● **Listed entries**
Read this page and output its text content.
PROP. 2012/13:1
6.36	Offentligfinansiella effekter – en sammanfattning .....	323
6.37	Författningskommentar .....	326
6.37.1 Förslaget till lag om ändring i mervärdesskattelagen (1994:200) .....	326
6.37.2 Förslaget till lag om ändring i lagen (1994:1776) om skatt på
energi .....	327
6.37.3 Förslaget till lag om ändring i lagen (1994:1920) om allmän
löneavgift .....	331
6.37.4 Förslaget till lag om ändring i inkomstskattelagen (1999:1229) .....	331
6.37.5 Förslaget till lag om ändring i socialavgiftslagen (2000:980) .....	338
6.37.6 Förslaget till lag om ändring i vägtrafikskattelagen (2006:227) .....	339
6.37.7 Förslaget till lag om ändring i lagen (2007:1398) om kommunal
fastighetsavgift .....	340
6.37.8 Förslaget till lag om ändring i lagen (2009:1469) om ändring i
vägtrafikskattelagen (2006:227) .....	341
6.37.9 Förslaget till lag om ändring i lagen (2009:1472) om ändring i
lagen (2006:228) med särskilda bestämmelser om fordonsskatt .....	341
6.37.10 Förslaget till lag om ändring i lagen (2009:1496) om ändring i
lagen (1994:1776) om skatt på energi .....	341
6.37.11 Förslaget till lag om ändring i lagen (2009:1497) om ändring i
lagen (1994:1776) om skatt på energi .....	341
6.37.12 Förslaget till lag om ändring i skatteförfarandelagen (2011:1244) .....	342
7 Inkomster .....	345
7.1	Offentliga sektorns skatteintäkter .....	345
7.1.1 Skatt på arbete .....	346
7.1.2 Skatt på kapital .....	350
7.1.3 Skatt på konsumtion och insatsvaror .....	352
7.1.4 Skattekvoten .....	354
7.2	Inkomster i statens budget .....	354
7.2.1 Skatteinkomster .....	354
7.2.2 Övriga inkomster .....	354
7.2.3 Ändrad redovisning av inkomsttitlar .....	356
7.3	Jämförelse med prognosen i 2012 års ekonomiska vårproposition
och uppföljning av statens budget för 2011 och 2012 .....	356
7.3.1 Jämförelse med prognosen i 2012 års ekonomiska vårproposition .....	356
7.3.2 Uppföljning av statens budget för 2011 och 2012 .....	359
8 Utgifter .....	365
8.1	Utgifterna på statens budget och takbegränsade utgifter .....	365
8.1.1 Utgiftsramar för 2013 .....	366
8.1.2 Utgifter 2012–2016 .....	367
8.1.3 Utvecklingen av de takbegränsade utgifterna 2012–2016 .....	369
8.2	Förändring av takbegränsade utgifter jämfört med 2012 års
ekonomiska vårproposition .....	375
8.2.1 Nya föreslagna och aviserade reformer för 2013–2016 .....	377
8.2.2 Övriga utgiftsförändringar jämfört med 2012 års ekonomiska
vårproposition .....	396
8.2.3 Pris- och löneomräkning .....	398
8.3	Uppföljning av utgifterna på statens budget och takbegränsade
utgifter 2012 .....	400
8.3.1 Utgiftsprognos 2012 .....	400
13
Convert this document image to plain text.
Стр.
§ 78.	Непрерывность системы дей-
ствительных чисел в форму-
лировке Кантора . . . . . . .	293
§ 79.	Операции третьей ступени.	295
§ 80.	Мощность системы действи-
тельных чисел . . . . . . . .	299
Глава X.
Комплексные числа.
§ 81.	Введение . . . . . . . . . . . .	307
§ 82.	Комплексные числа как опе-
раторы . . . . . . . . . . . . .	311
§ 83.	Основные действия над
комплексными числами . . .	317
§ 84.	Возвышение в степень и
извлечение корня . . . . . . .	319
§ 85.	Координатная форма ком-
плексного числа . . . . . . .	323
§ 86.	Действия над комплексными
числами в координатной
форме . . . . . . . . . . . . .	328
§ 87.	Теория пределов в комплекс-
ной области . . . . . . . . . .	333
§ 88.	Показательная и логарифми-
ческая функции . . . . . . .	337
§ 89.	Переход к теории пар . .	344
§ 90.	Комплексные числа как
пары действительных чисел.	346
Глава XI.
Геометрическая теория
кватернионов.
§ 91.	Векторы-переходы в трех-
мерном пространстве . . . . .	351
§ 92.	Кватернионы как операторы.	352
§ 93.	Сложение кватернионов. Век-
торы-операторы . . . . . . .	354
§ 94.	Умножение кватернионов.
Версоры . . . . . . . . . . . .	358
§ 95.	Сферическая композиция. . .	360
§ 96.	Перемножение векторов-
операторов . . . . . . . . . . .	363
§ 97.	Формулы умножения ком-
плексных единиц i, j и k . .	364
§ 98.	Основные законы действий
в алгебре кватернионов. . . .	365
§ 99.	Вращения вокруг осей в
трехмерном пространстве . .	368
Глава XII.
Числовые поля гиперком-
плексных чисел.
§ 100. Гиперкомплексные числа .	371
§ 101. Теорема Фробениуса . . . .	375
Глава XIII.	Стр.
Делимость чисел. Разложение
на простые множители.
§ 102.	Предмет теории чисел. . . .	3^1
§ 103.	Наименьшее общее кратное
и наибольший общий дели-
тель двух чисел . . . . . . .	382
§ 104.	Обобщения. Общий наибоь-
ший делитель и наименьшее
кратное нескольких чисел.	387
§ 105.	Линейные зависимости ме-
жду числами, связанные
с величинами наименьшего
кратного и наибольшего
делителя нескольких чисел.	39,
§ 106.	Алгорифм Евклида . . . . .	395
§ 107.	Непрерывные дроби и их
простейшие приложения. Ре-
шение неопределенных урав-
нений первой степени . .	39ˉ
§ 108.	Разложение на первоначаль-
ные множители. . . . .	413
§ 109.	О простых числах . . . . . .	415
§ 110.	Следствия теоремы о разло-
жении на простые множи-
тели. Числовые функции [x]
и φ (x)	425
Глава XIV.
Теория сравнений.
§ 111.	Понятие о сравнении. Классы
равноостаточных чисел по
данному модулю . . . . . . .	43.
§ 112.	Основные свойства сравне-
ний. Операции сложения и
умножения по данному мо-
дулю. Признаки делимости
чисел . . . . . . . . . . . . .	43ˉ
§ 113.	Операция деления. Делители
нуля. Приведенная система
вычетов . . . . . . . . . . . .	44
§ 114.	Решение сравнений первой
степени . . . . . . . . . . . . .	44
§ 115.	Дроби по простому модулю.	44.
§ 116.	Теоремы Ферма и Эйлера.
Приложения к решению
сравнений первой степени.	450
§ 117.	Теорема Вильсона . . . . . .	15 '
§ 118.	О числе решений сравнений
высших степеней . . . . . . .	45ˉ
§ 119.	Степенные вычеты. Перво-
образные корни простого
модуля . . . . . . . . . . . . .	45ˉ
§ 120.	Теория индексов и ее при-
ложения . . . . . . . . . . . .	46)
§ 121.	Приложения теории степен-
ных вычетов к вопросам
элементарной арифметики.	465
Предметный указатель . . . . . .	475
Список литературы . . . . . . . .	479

● **What this task involves**
Return the listing above word for word.

● **Solution below**
Read this page and output its text content.
PROP. 2012/13:1
6.36	Offentligfinansiella effekter – en sammanfattning .....	323
6.37	Författningskommentar .....	326
6.37.1 Förslaget till lag om ändring i mervärdesskattelagen (1994:200) .....	326
6.37.2 Förslaget till lag om ändring i lagen (1994:1776) om skatt på
energi .....	327
6.37.3 Förslaget till lag om ändring i lagen (1994:1920) om allmän
löneavgift .....	331
6.37.4 Förslaget till lag om ändring i inkomstskattelagen (1999:1229) .....	331
6.37.5 Förslaget till lag om ändring i socialavgiftslagen (2000:980) .....	338
6.37.6 Förslaget till lag om ändring i vägtrafikskattelagen (2006:227) .....	339
6.37.7 Förslaget till lag om ändring i lagen (2007:1398) om kommunal
fastighetsavgift .....	340
6.37.8 Förslaget till lag om ändring i lagen (2009:1469) om ändring i
vägtrafikskattelagen (2006:227) .....	341
6.37.9 Förslaget till lag om ändring i lagen (2009:1472) om ändring i
lagen (2006:228) med särskilda bestämmelser om fordonsskatt .....	341
6.37.10 Förslaget till lag om ändring i lagen (2009:1496) om ändring i
lagen (1994:1776) om skatt på energi .....	341
6.37.11 Förslaget till lag om ändring i lagen (2009:1497) om ändring i
lagen (1994:1776) om skatt på energi .....	341
6.37.12 Förslaget till lag om ändring i skatteförfarandelagen (2011:1244) .....	342
7 Inkomster .....	345
7.1	Offentliga sektorns skatteintäkter .....	345
7.1.1 Skatt på arbete .....	346
7.1.2 Skatt på kapital .....	350
7.1.3 Skatt på konsumtion och insatsvaror .....	352
7.1.4 Skattekvoten .....	354
7.2	Inkomster i statens budget .....	354
7.2.1 Skatteinkomster .....	354
7.2.2 Övriga inkomster .....	354
7.2.3 Ändrad redovisning av inkomsttitlar .....	356
7.3	Jämförelse med prognosen i 2012 års ekonomiska vårproposition
och uppföljning av statens budget för 2011 och 2012 .....	356
7.3.1 Jämförelse med prognosen i 2012 års ekonomiska vårproposition .....	356
7.3.2 Uppföljning av statens budget för 2011 och 2012 .....	359
8 Utgifter .....	365
8.1	Utgifterna på statens budget och takbegränsade utgifter .....	365
8.1.1 Utgiftsramar för 2013 .....	366
8.1.2 Utgifter 2012–2016 .....	367
8.1.3 Utvecklingen av de takbegränsade utgifterna 2012–2016 .....	369
8.2	Förändring av takbegränsade utgifter jämfört med 2012 års
ekonomiska vårproposition .....	375
8.2.1 Nya föreslagna och aviserade reformer för 2013–2016 .....	377
8.2.2 Övriga utgiftsförändringar jämfört med 2012 års ekonomiska
vårproposition .....	396
8.2.3 Pris- och löneomräkning .....	398
8.3	Uppföljning av utgifterna på statens budget och takbegränsade
utgifter 2012 .....	400
8.3.1 Utgiftsprognos 2012 .....	400
13
Convert this document image to plain text.
Стр.
§ 78.	Непрерывность системы дей-
ствительных чисел в форму-
лировке Кантора . . . . . . .	293
§ 79.	Операции третьей ступени.	295
§ 80.	Мощность системы действи-
тельных чисел . . . . . . . .	299
Глава X.
Комплексные числа.
§ 81.	Введение . . . . . . . . . . . .	307
§ 82.	Комплексные числа как опе-
раторы . . . . . . . . . . . . .	311
§ 83.	Основные действия над
комплексными числами . . .	317
§ 84.	Возвышение в степень и
извлечение корня . . . . . . .	319
§ 85.	Координатная форма ком-
плексного числа . . . . . . .	323
§ 86.	Действия над комплексными
числами в координатной
форме . . . . . . . . . . . . .	328
§ 87.	Теория пределов в комплекс-
ной области . . . . . . . . . .	333
§ 88.	Показательная и логарифми-
ческая функции . . . . . . .	337
§ 89.	Переход к теории пар . .	344
§ 90.	Комплексные числа как
пары действительных чисел.	346
Глава XI.
Геометрическая теория
кватернионов.
§ 91.	Векторы-переходы в трех-
мерном пространстве . . . . .	351
§ 92.	Кватернионы как операторы.	352
§ 93.	Сложение кватернионов. Век-
торы-операторы . . . . . . .	354
§ 94.	Умножение кватернионов.
Версоры . . . . . . . . . . . .	358
§ 95.	Сферическая композиция. . .	360
§ 96.	Перемножение векторов-
операторов . . . . . . . . . . .	363
§ 97.	Формулы умножения ком-
плексных единиц i, j и k . .	364
§ 98.	Основные законы действий
в алгебре кватернионов. . . .	365
§ 99.	Вращения вокруг осей в
трехмерном пространстве . .	368
Глава XII.
Числовые поля гиперком-
плексных чисел.
§ 100. Гиперкомплексные числа .	371
§ 101. Теорема Фробениуса . . . .	375
Глава XIII.	Стр.
Делимость чисел. Разложение
на простые множители.
§ 102.	Предмет теории чисел. . . .	3^1
§ 103.	Наименьшее общее кратное
и наибольший общий дели-
тель двух чисел . . . . . . .	382
§ 104.	Обобщения. Общий наибоь-
ший делитель и наименьшее
кратное нескольких чисел.	387
§ 105.	Линейные зависимости ме-
жду числами, связанные
с величинами наименьшего
кратного и наибольшего
делителя нескольких чисел.	39,
§ 106.	Алгорифм Евклида . . . . .	395
§ 107.	Непрерывные дроби и их
простейшие приложения. Ре-
шение неопределенных урав-
нений первой степени . .	39ˉ
§ 108.	Разложение на первоначаль-
ные множители. . . . .	413
§ 109.	О простых числах . . . . . .	415
§ 110.	Следствия теоремы о разло-
жении на простые множи-
тели. Числовые функции [x]
и φ (x)	425
Глава XIV.
Теория сравнений.
§ 111.	Понятие о сравнении. Классы
равноостаточных чисел по
данному модулю . . . . . . .	43.
§ 112.	Основные свойства сравне-
ний. Операции сложения и
умножения по данному мо-
дулю. Признаки делимости
чисел . . . . . . . . . . . . .	43ˉ
§ 113.	Операция деления. Делители
нуля. Приведенная система
вычетов . . . . . . . . . . . .	44
§ 114.	Решение сравнений первой
степени . . . . . . . . . . . . .	44
§ 115.	Дроби по простому модулю.	44.
§ 116.	Теоремы Ферма и Эйлера.
Приложения к решению
сравнений первой степени.	450
§ 117.	Теорема Вильсона . . . . . .	15 '
§ 118.	О числе решений сравнений
высших степеней . . . . . . .	45ˉ
§ 119.	Степенные вычеты. Перво-
образные корни простого
модуля . . . . . . . . . . . . .	45ˉ
§ 120.	Теория индексов и ее при-
ложения . . . . . . . . . . . .	46)
§ 121.	Приложения теории степен-
ных вычетов к вопросам
элементарной арифметики.	465
Предметный указатель . . . . . .	475
Список литературы . . . . . . . .	479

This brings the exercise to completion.